TASK GOAL:
Only lines holding the word "龙呼一家亲" should be copied from the material.

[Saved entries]
>> START
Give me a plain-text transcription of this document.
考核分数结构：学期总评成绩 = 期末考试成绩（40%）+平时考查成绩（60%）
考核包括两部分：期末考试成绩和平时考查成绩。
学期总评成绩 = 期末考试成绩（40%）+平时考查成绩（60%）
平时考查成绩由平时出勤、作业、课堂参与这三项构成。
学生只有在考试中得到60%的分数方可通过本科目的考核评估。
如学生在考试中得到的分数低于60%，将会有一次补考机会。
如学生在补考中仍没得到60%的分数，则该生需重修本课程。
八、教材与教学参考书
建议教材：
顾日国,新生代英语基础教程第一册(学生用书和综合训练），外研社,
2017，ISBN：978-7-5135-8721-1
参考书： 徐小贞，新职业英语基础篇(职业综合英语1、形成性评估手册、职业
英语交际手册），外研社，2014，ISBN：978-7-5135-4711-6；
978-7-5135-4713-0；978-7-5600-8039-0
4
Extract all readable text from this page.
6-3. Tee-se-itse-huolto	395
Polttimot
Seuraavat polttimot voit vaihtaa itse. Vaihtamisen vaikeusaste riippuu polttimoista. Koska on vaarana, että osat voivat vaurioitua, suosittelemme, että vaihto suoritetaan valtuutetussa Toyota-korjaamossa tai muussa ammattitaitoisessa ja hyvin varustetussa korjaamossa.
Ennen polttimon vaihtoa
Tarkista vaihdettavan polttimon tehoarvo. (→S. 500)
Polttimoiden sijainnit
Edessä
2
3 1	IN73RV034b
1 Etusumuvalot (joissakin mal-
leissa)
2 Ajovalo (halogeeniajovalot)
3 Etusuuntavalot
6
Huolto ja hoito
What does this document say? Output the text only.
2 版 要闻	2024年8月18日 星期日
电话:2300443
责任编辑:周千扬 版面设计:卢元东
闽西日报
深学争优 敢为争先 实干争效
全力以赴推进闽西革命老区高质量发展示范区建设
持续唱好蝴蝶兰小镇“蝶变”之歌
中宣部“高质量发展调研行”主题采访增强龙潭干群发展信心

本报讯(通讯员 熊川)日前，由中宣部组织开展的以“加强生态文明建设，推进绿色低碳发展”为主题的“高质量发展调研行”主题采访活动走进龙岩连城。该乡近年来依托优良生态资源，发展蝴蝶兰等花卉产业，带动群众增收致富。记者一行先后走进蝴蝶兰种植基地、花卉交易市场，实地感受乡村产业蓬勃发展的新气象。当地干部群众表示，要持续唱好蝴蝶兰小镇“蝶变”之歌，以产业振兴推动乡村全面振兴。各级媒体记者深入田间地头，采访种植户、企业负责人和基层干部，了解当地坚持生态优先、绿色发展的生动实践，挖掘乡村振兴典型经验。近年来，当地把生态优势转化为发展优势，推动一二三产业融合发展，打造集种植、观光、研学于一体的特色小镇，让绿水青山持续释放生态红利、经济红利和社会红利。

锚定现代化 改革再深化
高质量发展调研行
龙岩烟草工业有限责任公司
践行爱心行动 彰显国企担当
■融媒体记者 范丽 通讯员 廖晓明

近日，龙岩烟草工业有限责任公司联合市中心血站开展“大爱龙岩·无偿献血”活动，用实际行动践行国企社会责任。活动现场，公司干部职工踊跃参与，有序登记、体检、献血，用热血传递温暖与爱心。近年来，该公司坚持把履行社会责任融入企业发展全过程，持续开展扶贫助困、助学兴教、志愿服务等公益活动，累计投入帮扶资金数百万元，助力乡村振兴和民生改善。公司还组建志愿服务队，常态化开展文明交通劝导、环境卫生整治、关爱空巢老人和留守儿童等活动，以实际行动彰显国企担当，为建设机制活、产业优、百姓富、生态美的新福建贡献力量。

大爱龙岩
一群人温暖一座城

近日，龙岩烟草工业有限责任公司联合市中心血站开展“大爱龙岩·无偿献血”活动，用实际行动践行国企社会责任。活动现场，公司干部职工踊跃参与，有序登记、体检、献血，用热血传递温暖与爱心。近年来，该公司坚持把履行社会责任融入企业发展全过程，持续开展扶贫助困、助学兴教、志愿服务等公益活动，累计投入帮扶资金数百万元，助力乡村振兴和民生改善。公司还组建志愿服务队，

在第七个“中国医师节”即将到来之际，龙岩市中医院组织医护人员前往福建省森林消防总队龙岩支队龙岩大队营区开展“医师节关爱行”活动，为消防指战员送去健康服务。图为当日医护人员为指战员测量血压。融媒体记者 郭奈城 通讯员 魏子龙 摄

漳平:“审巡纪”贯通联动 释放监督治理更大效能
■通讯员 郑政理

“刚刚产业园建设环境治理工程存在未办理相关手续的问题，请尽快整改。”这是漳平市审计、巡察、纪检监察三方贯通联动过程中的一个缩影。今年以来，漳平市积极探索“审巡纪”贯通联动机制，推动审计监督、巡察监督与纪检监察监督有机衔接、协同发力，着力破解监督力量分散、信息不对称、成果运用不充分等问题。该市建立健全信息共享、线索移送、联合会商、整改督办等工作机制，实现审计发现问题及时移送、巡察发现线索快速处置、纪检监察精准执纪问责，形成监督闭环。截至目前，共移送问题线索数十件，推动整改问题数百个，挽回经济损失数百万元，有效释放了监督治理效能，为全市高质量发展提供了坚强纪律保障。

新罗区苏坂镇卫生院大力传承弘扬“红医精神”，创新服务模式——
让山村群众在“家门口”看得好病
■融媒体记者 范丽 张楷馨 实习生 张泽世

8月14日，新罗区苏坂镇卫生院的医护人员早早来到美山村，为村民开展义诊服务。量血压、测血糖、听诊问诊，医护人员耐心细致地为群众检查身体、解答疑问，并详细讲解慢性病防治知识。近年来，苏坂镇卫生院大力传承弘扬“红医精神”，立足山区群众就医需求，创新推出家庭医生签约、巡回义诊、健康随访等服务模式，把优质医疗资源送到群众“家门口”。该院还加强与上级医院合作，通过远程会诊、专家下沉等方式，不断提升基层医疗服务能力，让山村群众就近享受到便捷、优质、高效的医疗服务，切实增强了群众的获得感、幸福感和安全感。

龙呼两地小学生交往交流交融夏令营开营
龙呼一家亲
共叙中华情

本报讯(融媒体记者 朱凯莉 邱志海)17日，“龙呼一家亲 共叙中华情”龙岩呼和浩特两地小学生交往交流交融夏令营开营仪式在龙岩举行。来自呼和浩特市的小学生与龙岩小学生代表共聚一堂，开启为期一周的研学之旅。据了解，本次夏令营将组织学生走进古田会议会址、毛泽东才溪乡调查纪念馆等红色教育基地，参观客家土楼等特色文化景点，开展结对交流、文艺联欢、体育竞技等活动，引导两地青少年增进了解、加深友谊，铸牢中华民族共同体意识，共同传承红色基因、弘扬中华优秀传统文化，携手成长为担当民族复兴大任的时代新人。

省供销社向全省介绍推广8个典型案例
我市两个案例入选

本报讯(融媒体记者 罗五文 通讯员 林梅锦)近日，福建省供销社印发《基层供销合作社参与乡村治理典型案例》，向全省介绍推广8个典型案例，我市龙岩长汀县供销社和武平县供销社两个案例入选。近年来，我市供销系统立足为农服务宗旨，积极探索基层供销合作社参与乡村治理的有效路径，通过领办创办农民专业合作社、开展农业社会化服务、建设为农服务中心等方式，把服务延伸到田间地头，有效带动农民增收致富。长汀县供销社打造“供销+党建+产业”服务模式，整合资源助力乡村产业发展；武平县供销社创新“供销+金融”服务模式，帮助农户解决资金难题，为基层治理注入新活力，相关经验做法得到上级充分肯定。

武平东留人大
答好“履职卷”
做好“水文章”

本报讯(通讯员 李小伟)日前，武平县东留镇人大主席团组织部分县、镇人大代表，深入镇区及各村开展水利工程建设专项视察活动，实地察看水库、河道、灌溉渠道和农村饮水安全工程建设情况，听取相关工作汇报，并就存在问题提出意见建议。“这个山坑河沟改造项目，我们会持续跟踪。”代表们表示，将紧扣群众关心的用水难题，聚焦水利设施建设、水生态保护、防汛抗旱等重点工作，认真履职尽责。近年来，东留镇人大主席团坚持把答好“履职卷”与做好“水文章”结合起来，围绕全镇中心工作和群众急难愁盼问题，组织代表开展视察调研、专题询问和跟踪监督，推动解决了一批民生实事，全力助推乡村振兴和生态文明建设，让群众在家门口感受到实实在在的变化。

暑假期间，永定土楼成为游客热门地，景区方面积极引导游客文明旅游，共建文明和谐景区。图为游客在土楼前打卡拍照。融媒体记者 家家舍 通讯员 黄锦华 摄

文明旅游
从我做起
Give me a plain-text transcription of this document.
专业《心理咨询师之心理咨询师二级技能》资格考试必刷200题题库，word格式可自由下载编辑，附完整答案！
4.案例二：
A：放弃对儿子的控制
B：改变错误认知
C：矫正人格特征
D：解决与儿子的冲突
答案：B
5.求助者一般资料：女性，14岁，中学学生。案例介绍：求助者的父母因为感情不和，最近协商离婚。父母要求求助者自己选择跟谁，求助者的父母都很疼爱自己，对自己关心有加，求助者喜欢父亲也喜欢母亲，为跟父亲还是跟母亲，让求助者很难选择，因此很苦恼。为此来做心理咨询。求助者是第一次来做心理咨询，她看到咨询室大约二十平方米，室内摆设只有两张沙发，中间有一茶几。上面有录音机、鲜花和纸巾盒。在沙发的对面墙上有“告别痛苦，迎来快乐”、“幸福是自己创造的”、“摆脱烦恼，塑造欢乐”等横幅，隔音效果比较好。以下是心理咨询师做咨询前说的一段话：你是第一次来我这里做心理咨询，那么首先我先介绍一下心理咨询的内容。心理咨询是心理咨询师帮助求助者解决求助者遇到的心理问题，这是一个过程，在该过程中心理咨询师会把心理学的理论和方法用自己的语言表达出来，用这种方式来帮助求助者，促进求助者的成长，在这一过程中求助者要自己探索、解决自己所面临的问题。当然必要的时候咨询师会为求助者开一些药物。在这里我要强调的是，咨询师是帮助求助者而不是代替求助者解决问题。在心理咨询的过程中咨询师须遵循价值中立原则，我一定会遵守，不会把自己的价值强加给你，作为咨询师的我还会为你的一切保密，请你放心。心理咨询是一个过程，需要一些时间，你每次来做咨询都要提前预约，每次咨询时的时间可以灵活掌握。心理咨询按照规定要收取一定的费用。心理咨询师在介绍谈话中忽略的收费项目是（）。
>> END
ANSWER TO THE TASK:
龙呼一家亲
本报讯(融媒体记者 朱凯莉 邱志海)17日，“龙呼一家亲 共叙中华情”龙岩呼和浩特两地小学生交往交流交融夏令营开营仪式在龙岩举行。来自呼和浩特市的小学生与龙岩小学生代表共聚一堂，开启为期一周的研学之旅。据了解，本次夏令营将组织学生走进古田会议会址、毛泽东才溪乡调查纪念馆等红色教育基地，参观客家土楼等特色文化景点，开展结对交流、文艺联欢、体育竞技等活动，引导两地青少年增进了解、加深友谊，铸牢中华民族共同体意识，共同传承红色基因、弘扬中华优秀传统文化，携手成长为担当民族复兴大任的时代新人。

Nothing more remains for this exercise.